## WRITTEN EXERCISE
Using the records below, report how many lines hold "Skin", with no extra text.

## ITEMS
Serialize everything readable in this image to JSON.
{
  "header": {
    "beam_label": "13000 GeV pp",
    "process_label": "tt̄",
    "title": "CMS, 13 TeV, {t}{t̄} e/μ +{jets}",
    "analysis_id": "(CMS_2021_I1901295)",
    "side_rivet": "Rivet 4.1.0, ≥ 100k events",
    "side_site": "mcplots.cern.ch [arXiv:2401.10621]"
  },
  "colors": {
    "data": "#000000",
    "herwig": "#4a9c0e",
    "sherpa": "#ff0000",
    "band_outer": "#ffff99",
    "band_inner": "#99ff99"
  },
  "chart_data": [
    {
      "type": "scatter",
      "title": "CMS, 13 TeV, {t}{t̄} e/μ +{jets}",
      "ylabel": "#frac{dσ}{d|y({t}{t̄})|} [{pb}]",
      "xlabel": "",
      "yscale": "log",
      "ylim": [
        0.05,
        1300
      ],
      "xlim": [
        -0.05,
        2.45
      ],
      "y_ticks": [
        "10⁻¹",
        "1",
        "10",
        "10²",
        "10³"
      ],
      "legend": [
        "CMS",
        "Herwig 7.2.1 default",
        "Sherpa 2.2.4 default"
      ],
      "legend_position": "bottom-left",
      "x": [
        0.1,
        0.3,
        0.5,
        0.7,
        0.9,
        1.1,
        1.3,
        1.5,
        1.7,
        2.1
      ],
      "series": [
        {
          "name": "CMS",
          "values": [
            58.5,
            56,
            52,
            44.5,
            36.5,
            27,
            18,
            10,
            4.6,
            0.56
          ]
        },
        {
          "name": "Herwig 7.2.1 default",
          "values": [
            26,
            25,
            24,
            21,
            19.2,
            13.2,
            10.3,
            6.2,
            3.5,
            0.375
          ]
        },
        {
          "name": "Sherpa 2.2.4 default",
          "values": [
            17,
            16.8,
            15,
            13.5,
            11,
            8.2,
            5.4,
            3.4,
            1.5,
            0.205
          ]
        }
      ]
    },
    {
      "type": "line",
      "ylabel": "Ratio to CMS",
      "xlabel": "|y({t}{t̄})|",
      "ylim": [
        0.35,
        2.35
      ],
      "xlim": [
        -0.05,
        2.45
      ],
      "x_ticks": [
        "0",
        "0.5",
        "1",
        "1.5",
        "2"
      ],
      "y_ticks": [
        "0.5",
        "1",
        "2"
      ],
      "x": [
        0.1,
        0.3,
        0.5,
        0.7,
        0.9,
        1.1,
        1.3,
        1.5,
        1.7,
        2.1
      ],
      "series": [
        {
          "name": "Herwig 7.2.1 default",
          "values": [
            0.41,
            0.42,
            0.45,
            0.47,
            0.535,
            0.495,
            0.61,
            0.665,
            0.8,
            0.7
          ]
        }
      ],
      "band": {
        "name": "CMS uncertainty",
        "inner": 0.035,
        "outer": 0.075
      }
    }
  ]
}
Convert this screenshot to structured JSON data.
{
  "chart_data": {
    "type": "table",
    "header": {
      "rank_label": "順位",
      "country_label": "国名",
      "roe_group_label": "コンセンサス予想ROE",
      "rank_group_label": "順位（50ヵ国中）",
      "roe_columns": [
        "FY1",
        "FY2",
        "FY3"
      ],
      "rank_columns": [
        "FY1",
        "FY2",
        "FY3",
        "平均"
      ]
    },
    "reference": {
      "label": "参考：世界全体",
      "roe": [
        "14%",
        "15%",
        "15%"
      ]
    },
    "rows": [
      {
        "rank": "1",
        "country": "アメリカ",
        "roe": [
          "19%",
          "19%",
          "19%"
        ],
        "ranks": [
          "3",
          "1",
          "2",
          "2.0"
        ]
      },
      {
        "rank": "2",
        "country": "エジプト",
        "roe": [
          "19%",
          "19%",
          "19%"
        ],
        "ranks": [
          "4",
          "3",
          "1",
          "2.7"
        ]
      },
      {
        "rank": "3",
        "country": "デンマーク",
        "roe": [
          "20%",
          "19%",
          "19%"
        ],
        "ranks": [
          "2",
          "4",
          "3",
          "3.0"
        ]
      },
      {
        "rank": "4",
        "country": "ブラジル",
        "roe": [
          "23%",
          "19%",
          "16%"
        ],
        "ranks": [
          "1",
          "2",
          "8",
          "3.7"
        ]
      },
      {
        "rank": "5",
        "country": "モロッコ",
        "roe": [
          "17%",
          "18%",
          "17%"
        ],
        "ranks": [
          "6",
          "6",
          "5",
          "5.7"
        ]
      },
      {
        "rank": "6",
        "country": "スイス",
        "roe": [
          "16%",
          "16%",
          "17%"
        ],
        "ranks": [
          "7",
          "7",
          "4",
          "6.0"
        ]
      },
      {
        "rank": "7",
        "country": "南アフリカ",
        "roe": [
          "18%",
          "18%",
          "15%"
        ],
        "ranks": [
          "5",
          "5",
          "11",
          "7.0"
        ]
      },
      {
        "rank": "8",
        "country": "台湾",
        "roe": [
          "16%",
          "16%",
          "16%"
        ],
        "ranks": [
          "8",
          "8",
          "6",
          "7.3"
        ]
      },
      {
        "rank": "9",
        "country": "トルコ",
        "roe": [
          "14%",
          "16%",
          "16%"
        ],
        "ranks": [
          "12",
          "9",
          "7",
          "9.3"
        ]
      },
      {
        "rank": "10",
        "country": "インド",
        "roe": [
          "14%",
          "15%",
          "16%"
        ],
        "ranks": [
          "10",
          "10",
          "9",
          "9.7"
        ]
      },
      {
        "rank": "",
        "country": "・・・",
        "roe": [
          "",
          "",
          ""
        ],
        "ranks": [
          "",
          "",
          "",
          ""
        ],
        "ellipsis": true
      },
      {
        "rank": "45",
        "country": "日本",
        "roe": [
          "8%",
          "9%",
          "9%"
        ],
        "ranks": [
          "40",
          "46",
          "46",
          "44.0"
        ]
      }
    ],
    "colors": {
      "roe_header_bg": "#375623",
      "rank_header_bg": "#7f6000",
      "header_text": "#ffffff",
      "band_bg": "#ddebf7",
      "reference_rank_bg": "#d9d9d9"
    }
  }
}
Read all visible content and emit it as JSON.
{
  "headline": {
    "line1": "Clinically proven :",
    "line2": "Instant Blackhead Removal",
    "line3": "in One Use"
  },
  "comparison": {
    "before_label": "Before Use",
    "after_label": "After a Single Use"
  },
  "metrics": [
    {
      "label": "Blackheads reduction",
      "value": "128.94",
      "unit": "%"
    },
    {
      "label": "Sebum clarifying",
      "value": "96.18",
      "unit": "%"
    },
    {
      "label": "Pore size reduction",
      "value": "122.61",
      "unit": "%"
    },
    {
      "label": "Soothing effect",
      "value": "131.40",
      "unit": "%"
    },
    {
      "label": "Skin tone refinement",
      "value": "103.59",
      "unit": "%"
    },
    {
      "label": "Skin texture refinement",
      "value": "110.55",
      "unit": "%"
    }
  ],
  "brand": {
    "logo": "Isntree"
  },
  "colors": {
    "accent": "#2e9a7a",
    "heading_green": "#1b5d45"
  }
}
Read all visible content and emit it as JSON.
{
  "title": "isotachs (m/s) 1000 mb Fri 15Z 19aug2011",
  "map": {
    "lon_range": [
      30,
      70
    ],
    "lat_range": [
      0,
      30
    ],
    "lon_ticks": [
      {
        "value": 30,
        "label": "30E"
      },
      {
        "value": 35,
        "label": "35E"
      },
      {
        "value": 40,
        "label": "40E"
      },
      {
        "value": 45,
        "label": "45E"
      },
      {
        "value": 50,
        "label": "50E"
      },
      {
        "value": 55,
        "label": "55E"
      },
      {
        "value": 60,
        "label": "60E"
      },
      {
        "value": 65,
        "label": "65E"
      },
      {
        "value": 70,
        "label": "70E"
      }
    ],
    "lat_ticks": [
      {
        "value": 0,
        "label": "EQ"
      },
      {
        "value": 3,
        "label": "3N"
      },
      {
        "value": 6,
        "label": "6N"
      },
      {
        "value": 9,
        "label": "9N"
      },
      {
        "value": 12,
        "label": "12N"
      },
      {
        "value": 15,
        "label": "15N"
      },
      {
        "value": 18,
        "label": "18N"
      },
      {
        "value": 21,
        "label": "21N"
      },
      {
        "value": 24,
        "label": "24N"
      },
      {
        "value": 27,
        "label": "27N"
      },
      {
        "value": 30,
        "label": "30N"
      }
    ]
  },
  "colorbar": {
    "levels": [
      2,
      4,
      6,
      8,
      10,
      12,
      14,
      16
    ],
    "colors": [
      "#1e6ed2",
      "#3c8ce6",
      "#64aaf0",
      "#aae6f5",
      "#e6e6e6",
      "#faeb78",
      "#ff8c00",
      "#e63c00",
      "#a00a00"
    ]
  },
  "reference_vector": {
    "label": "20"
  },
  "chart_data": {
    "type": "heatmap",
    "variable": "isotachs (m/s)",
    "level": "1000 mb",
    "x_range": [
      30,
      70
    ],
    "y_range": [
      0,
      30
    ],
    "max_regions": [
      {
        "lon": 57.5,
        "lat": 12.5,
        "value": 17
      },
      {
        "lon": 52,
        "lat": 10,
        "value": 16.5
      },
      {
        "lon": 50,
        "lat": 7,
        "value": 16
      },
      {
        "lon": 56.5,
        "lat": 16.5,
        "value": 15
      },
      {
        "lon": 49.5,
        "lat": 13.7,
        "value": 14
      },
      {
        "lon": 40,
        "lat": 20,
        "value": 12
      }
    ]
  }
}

## EXPECTED ANSWER
2